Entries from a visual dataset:

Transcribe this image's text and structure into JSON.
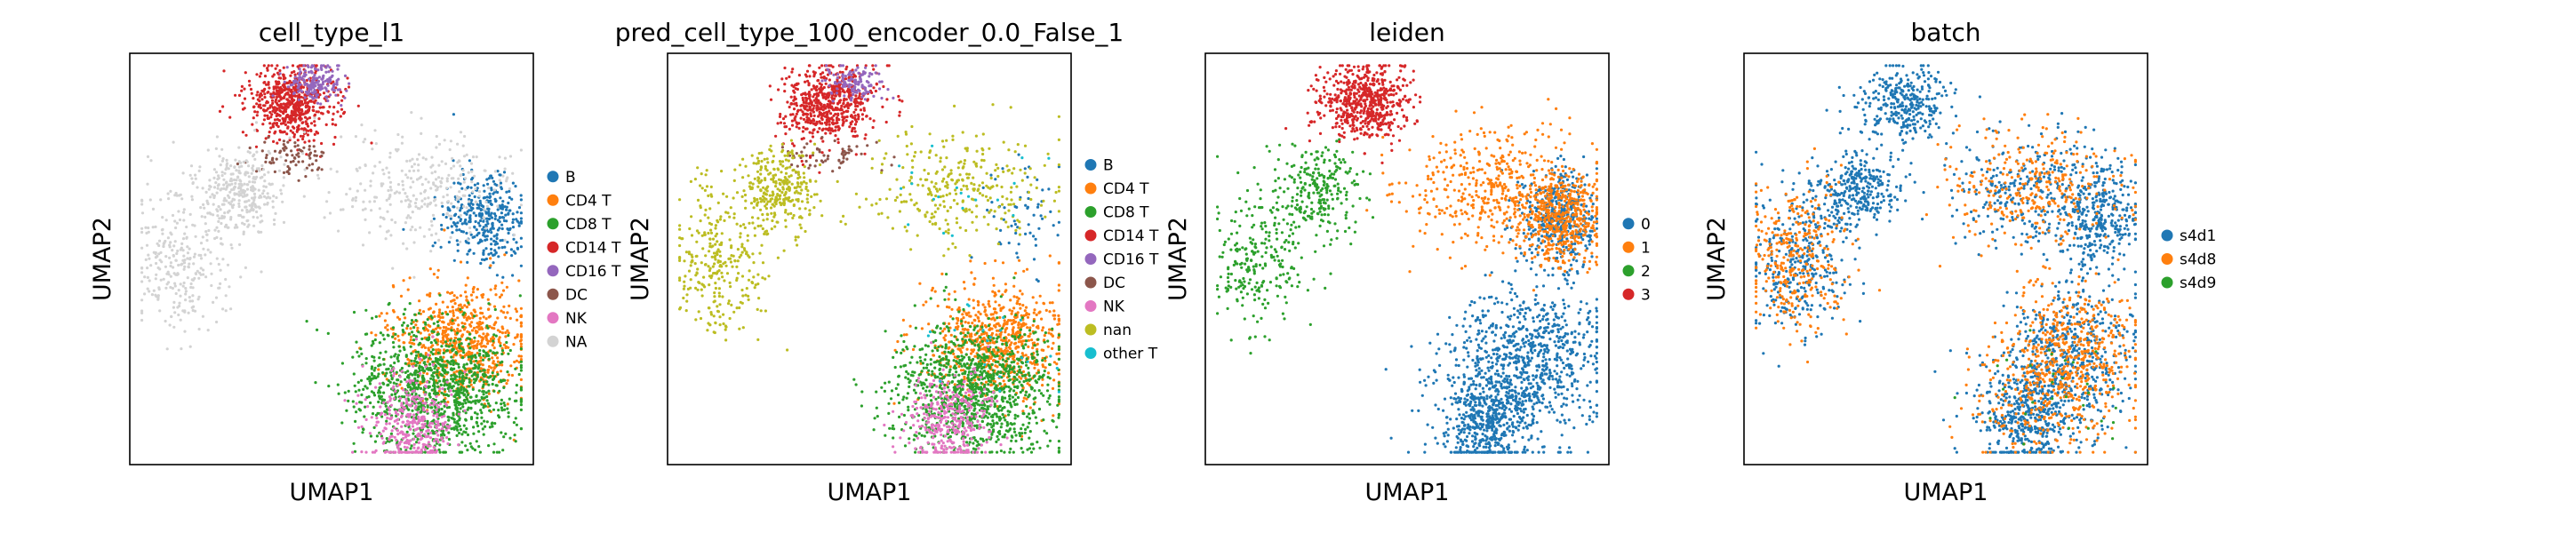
{
  "chart_data": [
    {
      "type": "scatter",
      "title": "cell_type_l1",
      "xlabel": "UMAP1",
      "ylabel": "UMAP2",
      "grid": false,
      "legend_position": "right",
      "series": [
        {
          "name": "B",
          "color": "#1f77b4",
          "region": "right-mid"
        },
        {
          "name": "CD4 T",
          "color": "#ff7f0e",
          "region": "lower-right-upper"
        },
        {
          "name": "CD8 T",
          "color": "#2ca02c",
          "region": "lower-center"
        },
        {
          "name": "CD14 T",
          "color": "#d62728",
          "region": "top"
        },
        {
          "name": "CD16 T",
          "color": "#9467bd",
          "region": "top-right"
        },
        {
          "name": "DC",
          "color": "#8c564b",
          "region": "bridge"
        },
        {
          "name": "NK",
          "color": "#e377c2",
          "region": "lower-left"
        },
        {
          "name": "NA",
          "color": "#d3d3d3",
          "region": "left-arm-and-upper-right"
        }
      ]
    },
    {
      "type": "scatter",
      "title": "pred_cell_type_100_encoder_0.0_False_1",
      "xlabel": "UMAP1",
      "ylabel": "UMAP2",
      "grid": false,
      "legend_position": "right",
      "series": [
        {
          "name": "B",
          "color": "#1f77b4",
          "region": "right-mid-small"
        },
        {
          "name": "CD4 T",
          "color": "#ff7f0e",
          "region": "lower-right-upper"
        },
        {
          "name": "CD8 T",
          "color": "#2ca02c",
          "region": "lower-center"
        },
        {
          "name": "CD14 T",
          "color": "#d62728",
          "region": "top"
        },
        {
          "name": "CD16 T",
          "color": "#9467bd",
          "region": "top-right-small"
        },
        {
          "name": "DC",
          "color": "#8c564b",
          "region": "bridge-small"
        },
        {
          "name": "NK",
          "color": "#e377c2",
          "region": "lower-left"
        },
        {
          "name": "nan",
          "color": "#bcbd22",
          "region": "left-arm-and-upper-right"
        },
        {
          "name": "other T",
          "color": "#17becf",
          "region": "scattered"
        }
      ]
    },
    {
      "type": "scatter",
      "title": "leiden",
      "xlabel": "UMAP1",
      "ylabel": "UMAP2",
      "grid": false,
      "legend_position": "right",
      "series": [
        {
          "name": "0",
          "color": "#1f77b4",
          "region": "lower"
        },
        {
          "name": "1",
          "color": "#ff7f0e",
          "region": "upper-right"
        },
        {
          "name": "2",
          "color": "#2ca02c",
          "region": "left-arm"
        },
        {
          "name": "3",
          "color": "#d62728",
          "region": "top"
        }
      ]
    },
    {
      "type": "scatter",
      "title": "batch",
      "xlabel": "UMAP1",
      "ylabel": "UMAP2",
      "grid": false,
      "legend_position": "right",
      "series": [
        {
          "name": "s4d1",
          "color": "#1f77b4",
          "region": "all"
        },
        {
          "name": "s4d8",
          "color": "#ff7f0e",
          "region": "mixed"
        },
        {
          "name": "s4d9",
          "color": "#2ca02c",
          "region": "rare"
        }
      ]
    }
  ]
}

Given task. Copy every line of the data word for word, omitting the images.

Task output.
Transcribe this image's text and structure into JSON.
{
  "chart_data": [
    {
      "type": "scatter",
      "title": "cell_type_l1",
      "xlabel": "UMAP1",
      "ylabel": "UMAP2",
      "grid": false,
      "legend_position": "right",
      "series": [
        {
          "name": "B",
          "color": "#1f77b4",
          "region": "right-mid"
        },
        {
          "name": "CD4 T",
          "color": "#ff7f0e",
          "region": "lower-right-upper"
        },
        {
          "name": "CD8 T",
          "color": "#2ca02c",
          "region": "lower-center"
        },
        {
          "name": "CD14 T",
          "color": "#d62728",
          "region": "top"
        },
        {
          "name": "CD16 T",
          "color": "#9467bd",
          "region": "top-right"
        },
        {
          "name": "DC",
          "color": "#8c564b",
          "region": "bridge"
        },
        {
          "name": "NK",
          "color": "#e377c2",
          "region": "lower-left"
        },
        {
          "name": "NA",
          "color": "#d3d3d3",
          "region": "left-arm-and-upper-right"
        }
      ]
    },
    {
      "type": "scatter",
      "title": "pred_cell_type_100_encoder_0.0_False_1",
      "xlabel": "UMAP1",
      "ylabel": "UMAP2",
      "grid": false,
      "legend_position": "right",
      "series": [
        {
          "name": "B",
          "color": "#1f77b4",
          "region": "right-mid-small"
        },
        {
          "name": "CD4 T",
          "color": "#ff7f0e",
          "region": "lower-right-upper"
        },
        {
          "name": "CD8 T",
          "color": "#2ca02c",
          "region": "lower-center"
        },
        {
          "name": "CD14 T",
          "color": "#d62728",
          "region": "top"
        },
        {
          "name": "CD16 T",
          "color": "#9467bd",
          "region": "top-right-small"
        },
        {
          "name": "DC",
          "color": "#8c564b",
          "region": "bridge-small"
        },
        {
          "name": "NK",
          "color": "#e377c2",
          "region": "lower-left"
        },
        {
          "name": "nan",
          "color": "#bcbd22",
          "region": "left-arm-and-upper-right"
        },
        {
          "name": "other T",
          "color": "#17becf",
          "region": "scattered"
        }
      ]
    },
    {
      "type": "scatter",
      "title": "leiden",
      "xlabel": "UMAP1",
      "ylabel": "UMAP2",
      "grid": false,
      "legend_position": "right",
      "series": [
        {
          "name": "0",
          "color": "#1f77b4",
          "region": "lower"
        },
        {
          "name": "1",
          "color": "#ff7f0e",
          "region": "upper-right"
        },
        {
          "name": "2",
          "color": "#2ca02c",
          "region": "left-arm"
        },
        {
          "name": "3",
          "color": "#d62728",
          "region": "top"
        }
      ]
    },
    {
      "type": "scatter",
      "title": "batch",
      "xlabel": "UMAP1",
      "ylabel": "UMAP2",
      "grid": false,
      "legend_position": "right",
      "series": [
        {
          "name": "s4d1",
          "color": "#1f77b4",
          "region": "all"
        },
        {
          "name": "s4d8",
          "color": "#ff7f0e",
          "region": "mixed"
        },
        {
          "name": "s4d9",
          "color": "#2ca02c",
          "region": "rare"
        }
      ]
    }
  ]
}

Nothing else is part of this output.